• Given instruction:
Find how many lines in the material contain "autorskie"; your answer should be that number alone.

• The records:

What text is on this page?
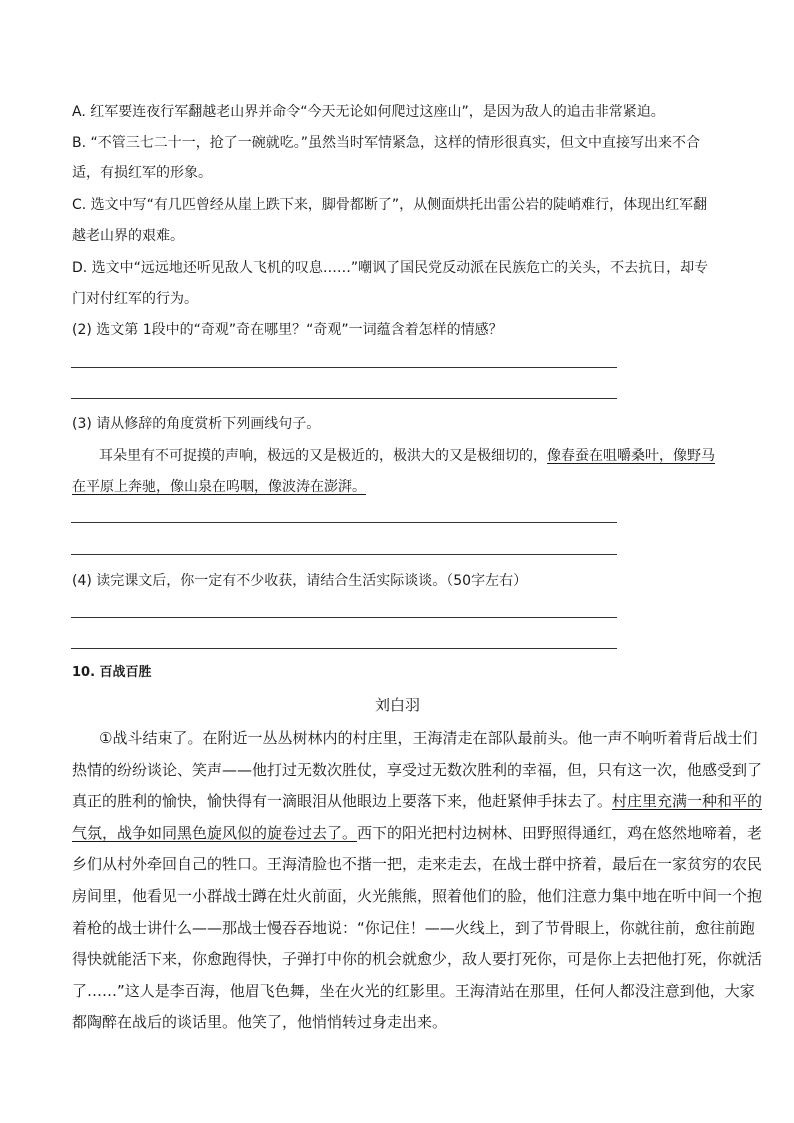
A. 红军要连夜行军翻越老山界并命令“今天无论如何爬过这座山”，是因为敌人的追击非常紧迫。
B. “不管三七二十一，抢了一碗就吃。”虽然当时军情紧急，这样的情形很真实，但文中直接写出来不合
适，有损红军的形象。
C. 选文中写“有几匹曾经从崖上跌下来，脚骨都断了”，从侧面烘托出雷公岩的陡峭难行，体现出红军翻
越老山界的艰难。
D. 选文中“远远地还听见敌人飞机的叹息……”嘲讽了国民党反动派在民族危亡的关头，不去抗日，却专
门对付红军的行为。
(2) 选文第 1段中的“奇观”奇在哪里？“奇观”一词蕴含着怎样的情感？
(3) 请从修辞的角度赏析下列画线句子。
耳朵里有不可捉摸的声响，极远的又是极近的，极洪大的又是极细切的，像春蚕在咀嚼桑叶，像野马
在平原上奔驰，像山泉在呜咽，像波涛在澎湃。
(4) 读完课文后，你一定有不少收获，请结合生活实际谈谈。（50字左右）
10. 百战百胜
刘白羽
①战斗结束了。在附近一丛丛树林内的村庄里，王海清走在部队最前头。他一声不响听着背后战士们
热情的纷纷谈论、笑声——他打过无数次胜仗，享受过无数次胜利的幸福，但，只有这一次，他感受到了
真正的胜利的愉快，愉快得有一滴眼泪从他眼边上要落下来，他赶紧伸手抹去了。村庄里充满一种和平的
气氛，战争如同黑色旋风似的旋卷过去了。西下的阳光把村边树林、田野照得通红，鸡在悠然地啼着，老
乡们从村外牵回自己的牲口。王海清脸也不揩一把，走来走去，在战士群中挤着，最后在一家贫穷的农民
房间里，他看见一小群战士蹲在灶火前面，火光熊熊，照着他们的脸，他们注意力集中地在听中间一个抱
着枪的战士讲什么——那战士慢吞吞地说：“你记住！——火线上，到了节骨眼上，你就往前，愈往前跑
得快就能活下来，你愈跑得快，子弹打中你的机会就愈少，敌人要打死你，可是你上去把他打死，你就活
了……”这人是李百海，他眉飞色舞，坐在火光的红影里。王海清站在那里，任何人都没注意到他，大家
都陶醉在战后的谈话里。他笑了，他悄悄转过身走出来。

--

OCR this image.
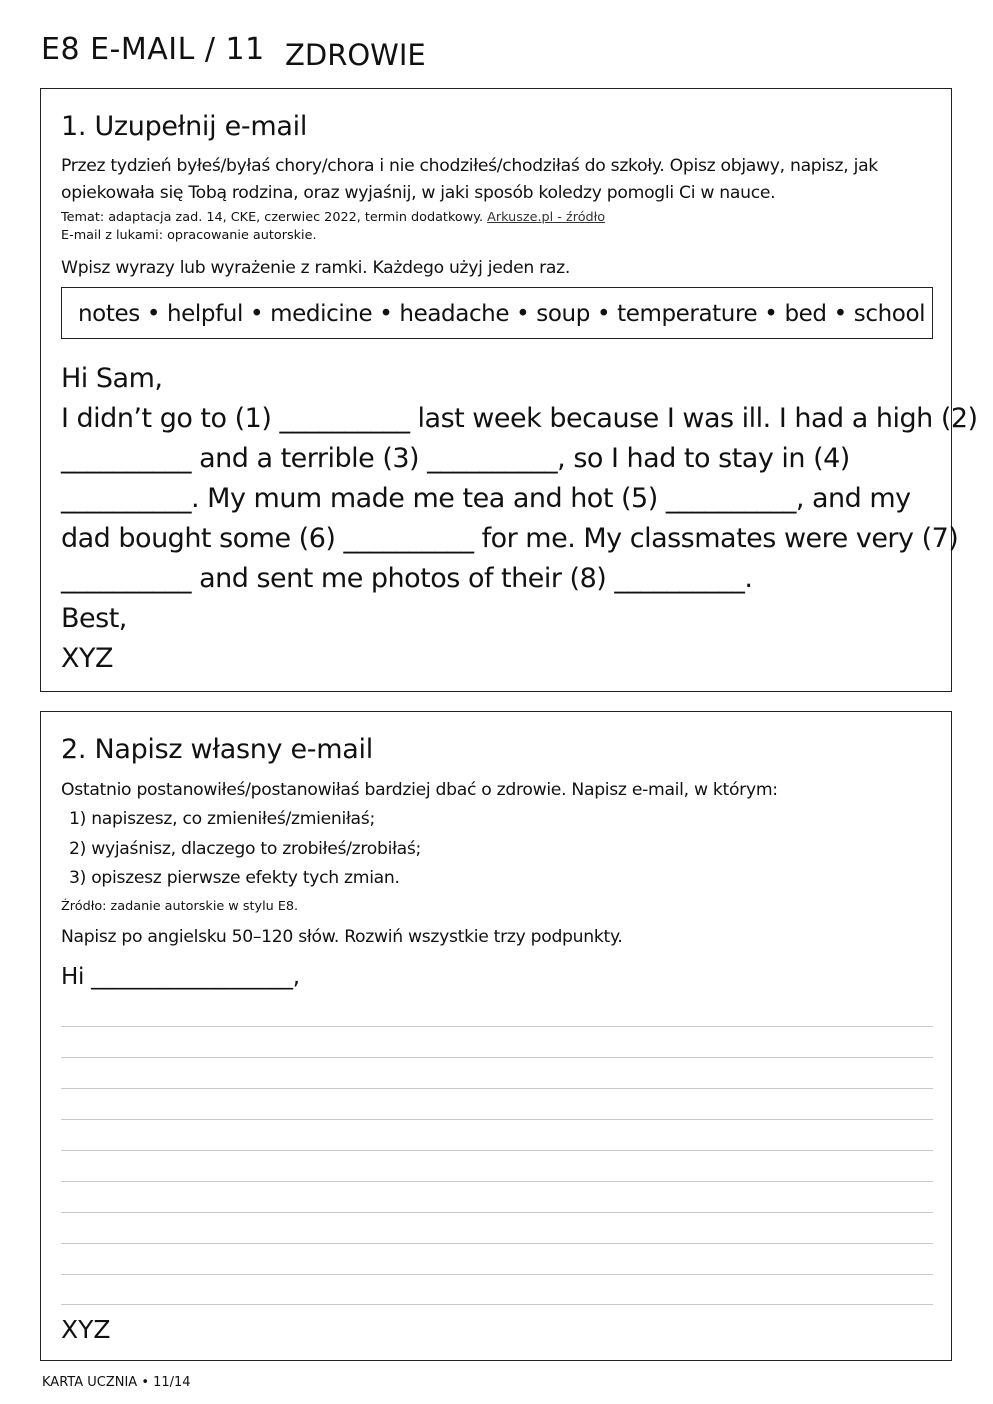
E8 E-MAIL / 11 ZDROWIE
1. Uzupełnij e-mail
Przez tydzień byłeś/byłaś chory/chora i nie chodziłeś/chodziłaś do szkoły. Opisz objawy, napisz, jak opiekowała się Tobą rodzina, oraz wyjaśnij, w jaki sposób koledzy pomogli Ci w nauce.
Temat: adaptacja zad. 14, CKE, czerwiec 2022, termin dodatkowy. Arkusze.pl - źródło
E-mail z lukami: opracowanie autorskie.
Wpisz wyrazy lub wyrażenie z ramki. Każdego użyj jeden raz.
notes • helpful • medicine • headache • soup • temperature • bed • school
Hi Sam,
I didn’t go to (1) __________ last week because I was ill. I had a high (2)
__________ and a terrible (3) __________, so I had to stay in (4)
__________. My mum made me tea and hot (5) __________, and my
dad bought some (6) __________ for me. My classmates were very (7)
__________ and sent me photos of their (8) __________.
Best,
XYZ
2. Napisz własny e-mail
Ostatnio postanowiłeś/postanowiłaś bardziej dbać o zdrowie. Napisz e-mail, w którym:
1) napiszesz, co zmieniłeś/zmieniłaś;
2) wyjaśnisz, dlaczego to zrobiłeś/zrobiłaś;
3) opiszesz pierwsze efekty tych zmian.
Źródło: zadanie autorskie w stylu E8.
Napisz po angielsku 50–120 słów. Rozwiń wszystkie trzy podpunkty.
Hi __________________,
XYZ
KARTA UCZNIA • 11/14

• Solution for this problem:
2